Extracted material:

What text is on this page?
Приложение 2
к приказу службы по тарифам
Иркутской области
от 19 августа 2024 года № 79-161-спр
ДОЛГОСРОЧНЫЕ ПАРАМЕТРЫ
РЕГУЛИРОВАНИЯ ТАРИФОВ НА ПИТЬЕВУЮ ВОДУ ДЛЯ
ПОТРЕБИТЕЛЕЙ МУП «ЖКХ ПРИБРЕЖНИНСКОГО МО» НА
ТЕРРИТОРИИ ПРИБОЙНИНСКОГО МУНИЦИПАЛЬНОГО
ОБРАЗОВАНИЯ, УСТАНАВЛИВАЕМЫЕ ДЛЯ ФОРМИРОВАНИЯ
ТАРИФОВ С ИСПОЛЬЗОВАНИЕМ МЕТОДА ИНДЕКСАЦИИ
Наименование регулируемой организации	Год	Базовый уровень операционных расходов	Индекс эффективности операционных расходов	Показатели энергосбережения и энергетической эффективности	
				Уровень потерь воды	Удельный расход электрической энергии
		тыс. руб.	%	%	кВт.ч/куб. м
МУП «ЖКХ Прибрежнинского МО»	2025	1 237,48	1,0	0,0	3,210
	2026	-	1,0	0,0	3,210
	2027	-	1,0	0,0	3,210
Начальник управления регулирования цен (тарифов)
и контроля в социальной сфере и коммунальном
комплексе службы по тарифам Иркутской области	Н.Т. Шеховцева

Instructions to follow:
Return each entry from the material above exactly as it appears.

Answer to this task:
What text is on this page?
Приложение 2
к приказу службы по тарифам
Иркутской области
от 19 августа 2024 года № 79-161-спр
ДОЛГОСРОЧНЫЕ ПАРАМЕТРЫ
РЕГУЛИРОВАНИЯ ТАРИФОВ НА ПИТЬЕВУЮ ВОДУ ДЛЯ
ПОТРЕБИТЕЛЕЙ МУП «ЖКХ ПРИБРЕЖНИНСКОГО МО» НА
ТЕРРИТОРИИ ПРИБОЙНИНСКОГО МУНИЦИПАЛЬНОГО
ОБРАЗОВАНИЯ, УСТАНАВЛИВАЕМЫЕ ДЛЯ ФОРМИРОВАНИЯ
ТАРИФОВ С ИСПОЛЬЗОВАНИЕМ МЕТОДА ИНДЕКСАЦИИ
Наименование регулируемой организации	Год	Базовый уровень операционных расходов	Индекс эффективности операционных расходов	Показатели энергосбережения и энергетической эффективности	
				Уровень потерь воды	Удельный расход электрической энергии
		тыс. руб.	%	%	кВт.ч/куб. м
МУП «ЖКХ Прибрежнинского МО»	2025	1 237,48	1,0	0,0	3,210
	2026	-	1,0	0,0	3,210
	2027	-	1,0	0,0	3,210
Начальник управления регулирования цен (тарифов)
и контроля в социальной сфере и коммунальном
комплексе службы по тарифам Иркутской области	Н.Т. Шеховцева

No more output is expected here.